Can you transcribe the data exactly? Leave the pictures out.
# START OF EXERCISE INPUT
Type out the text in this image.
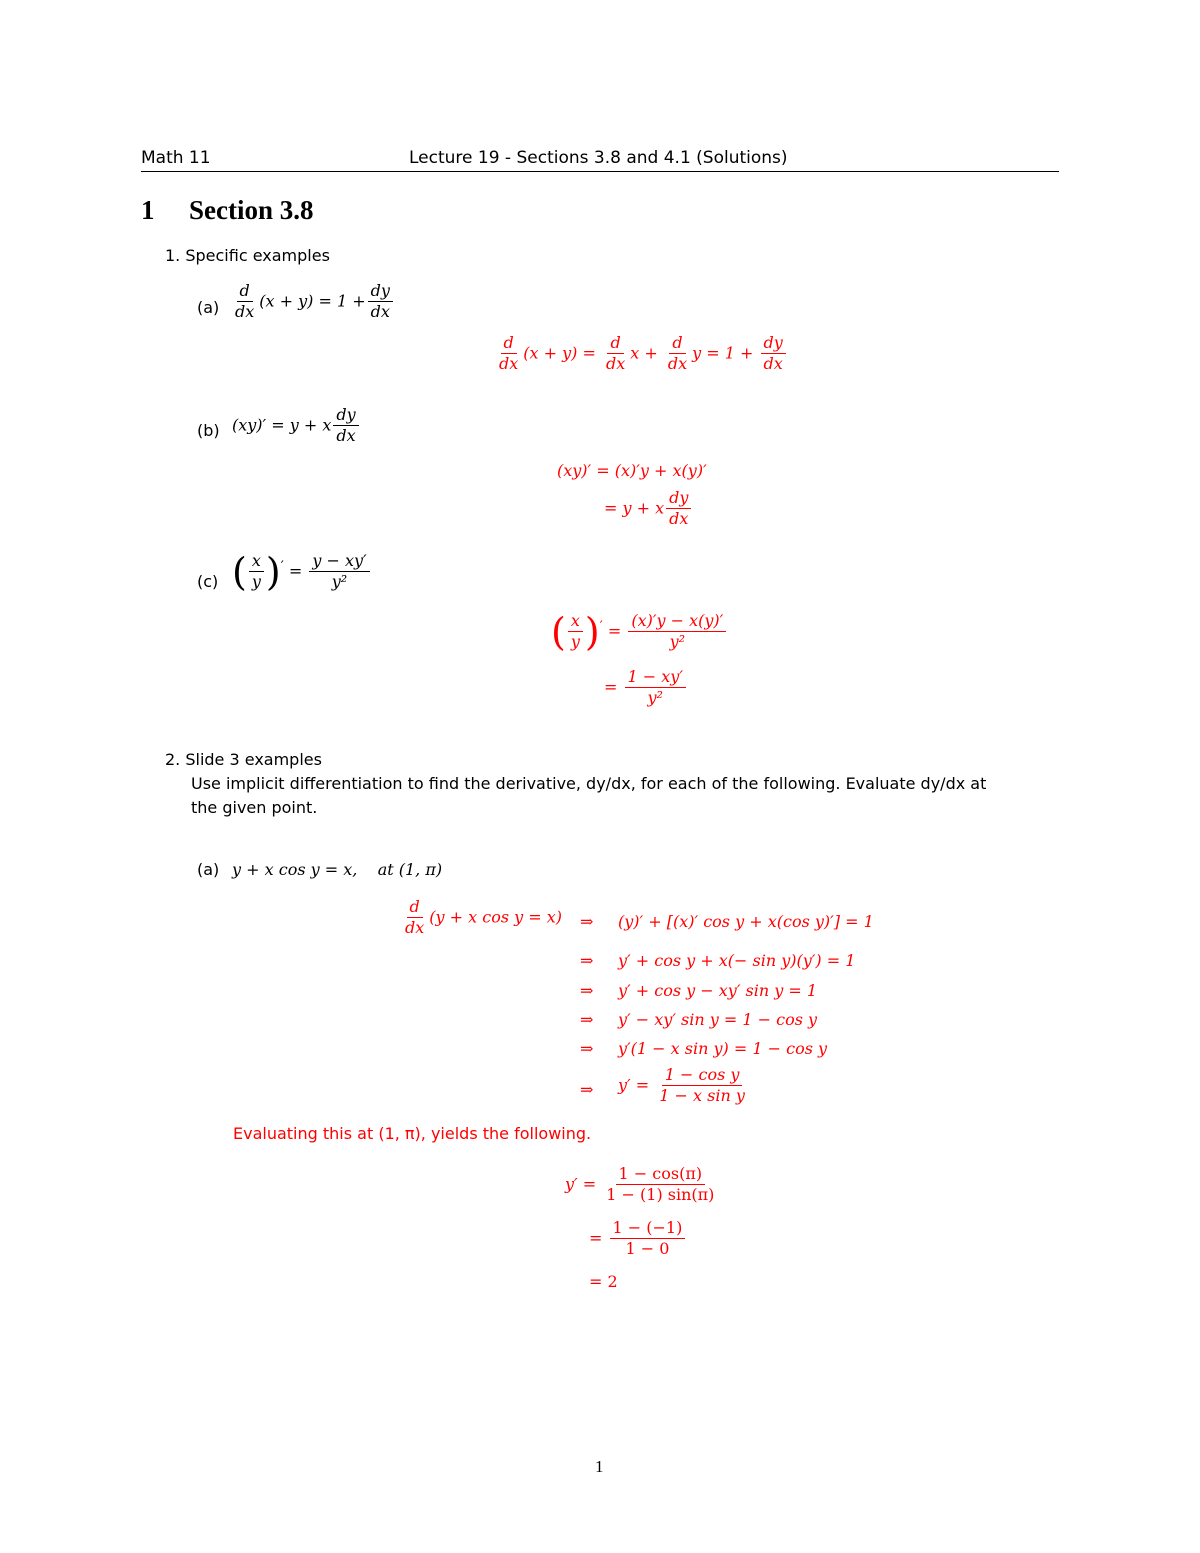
Math 11	Lecture 19 - Sections 3.8 and 4.1 (Solutions)
1 Section 3.8
1. Specific examples
$(a) \frac{d}{dx} (x + y) = 1 + \frac{dy}{dx}$
$\frac{d}{dx} (x + y) = \frac{d}{dx}$ $x + \frac{d}{dx}$ $y = 1 + \frac{dy}{dx}$
(b) (xy)′ = y + x $\frac{dy}{dx}$
(xy)′ = (x)′y + x(y)′
= y + x $\frac{dy}{dx}$
(c) ( $\frac{x}{y} )' = \frac{y - xy'}{\text{y²}}$
( $\frac{x}{y} )' = \frac{(x)'y - x(y)'}{\text{y²}}$
= $\frac{1 - xy'}{\text{y²}}$
2. Slide 3 examples
Use implicit differentiation to find the derivative, dy/dx, for each of the following. Evaluate dy/dx at
the given point.
(a) y + x cos y = x,    at (1, π)
$\frac{d}{dx} (y + x$ cos y = x) ⇒ (y)′ + [(x)′ cos y + x(cos y)′] = 1
⇒ y′ + cos y + x(− sin y)(y′) = 1
⇒ y′ + cos y − xy′ sin y = 1
⇒ y′ − xy′ sin y = 1 − cos y
⇒ y′(1 − x sin y) = 1 − cos y
⇒ $y' = \frac{\text{1 − cos y}}{\text{1 − x sin y}}$
Evaluating this at (1, π), yields the following.
$y' = \frac{1 - \cos(\pi)}{1 - (1) \sin(\pi)}$
= $\frac{1 - (-1)}{1 - 0}$
= 2
1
# END OF EXERCISE INPUT
▶ _ANSWER TO THE PROBLEM_:
Type out the text in this image.
Math 11	Lecture 19 - Sections 3.8 and 4.1 (Solutions)
1 Section 3.8
1. Specific examples
$(a) \frac{d}{dx} (x + y) = 1 + \frac{dy}{dx}$
$\frac{d}{dx} (x + y) = \frac{d}{dx}$ $x + \frac{d}{dx}$ $y = 1 + \frac{dy}{dx}$
(b) (xy)′ = y + x $\frac{dy}{dx}$
(xy)′ = (x)′y + x(y)′
= y + x $\frac{dy}{dx}$
(c) ( $\frac{x}{y} )' = \frac{y - xy'}{\text{y²}}$
( $\frac{x}{y} )' = \frac{(x)'y - x(y)'}{\text{y²}}$
= $\frac{1 - xy'}{\text{y²}}$
2. Slide 3 examples
Use implicit differentiation to find the derivative, dy/dx, for each of the following. Evaluate dy/dx at
the given point.
(a) y + x cos y = x,    at (1, π)
$\frac{d}{dx} (y + x$ cos y = x) ⇒ (y)′ + [(x)′ cos y + x(cos y)′] = 1
⇒ y′ + cos y + x(− sin y)(y′) = 1
⇒ y′ + cos y − xy′ sin y = 1
⇒ y′ − xy′ sin y = 1 − cos y
⇒ y′(1 − x sin y) = 1 − cos y
⇒ $y' = \frac{\text{1 − cos y}}{\text{1 − x sin y}}$
Evaluating this at (1, π), yields the following.
$y' = \frac{1 - \cos(\pi)}{1 - (1) \sin(\pi)}$
= $\frac{1 - (-1)}{1 - 0}$
= 2
1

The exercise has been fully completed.